◆ Stated problem ◆
Lines holding the string "outcome" are the ones to copy from this listing.

[START Rows]

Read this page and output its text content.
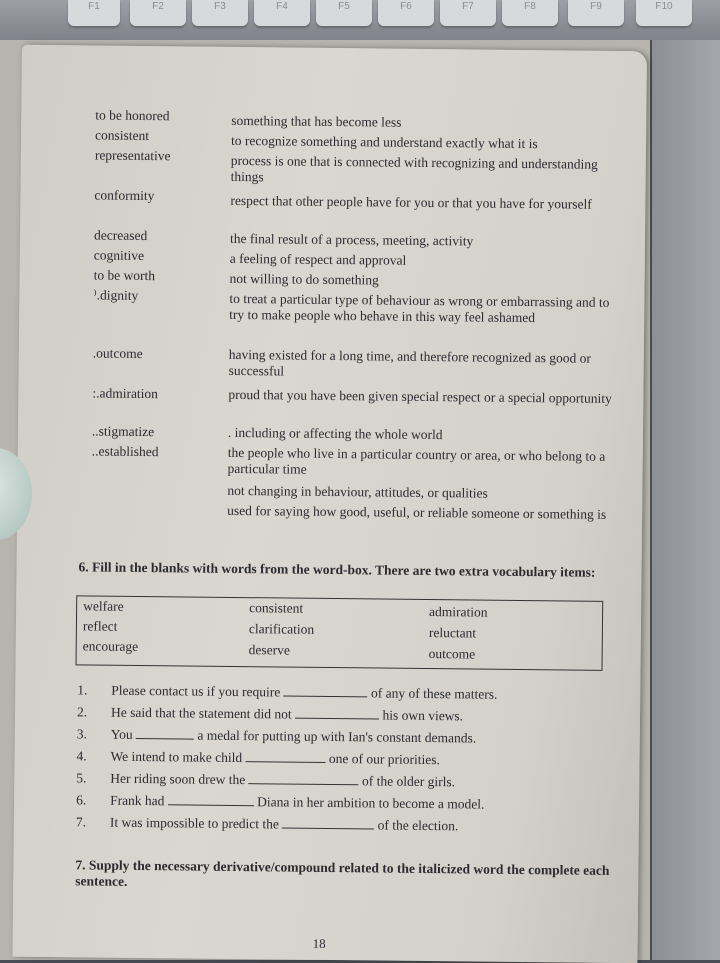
F2	F3	F4	F5	F6	F7	F8	F9	F10
F1
to be honored	something that has become less
consistent	to recognize something and understand exactly what it is
representative	process is one that is connected with recognizing and understanding things
conformity	respect that other people have for you or that you have for yourself
decreased	the final result of a process, meeting, activity
cognitive	a feeling of respect and approval
to be worth	not willing to do something
⁾.dignity	to treat a particular type of behaviour as wrong or embarrassing and to try to make people who behave in this way feel ashamed
.outcome	having existed for a long time, and therefore recognized as good or successful
:.admiration	proud that you have been given special respect or a special opportunity
..stigmatize	. including or affecting the whole world
..established	the people who live in a particular country or area, or who belong to a particular time
not changing in behaviour, attitudes, or qualities
used for saying how good, useful, or reliable someone or something is
6. Fill in the blanks with words from the word-box. There are two extra vocabulary items:
welfare	consistent	admiration
reflect	clarification	reluctant
encourage	deserve	outcome
1. Please contact us if you require	of any of these matters.
2. He said that the statement did not	his own views.
3. You	a medal for putting up with Ian's constant demands.
4. We intend to make child	one of our priorities.
5. Her riding soon drew the	of the older girls.
6. Frank had	Diana in her ambition to become a model.
7. It was impossible to predict the	of the election.
7. Supply the necessary derivative/compound related to the italicized word the complete each sentence.
18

[END Rows]

◆ Finished task ◆
.outcome	having existed for a long time, and therefore recognized as good or successful
encourage	deserve	outcome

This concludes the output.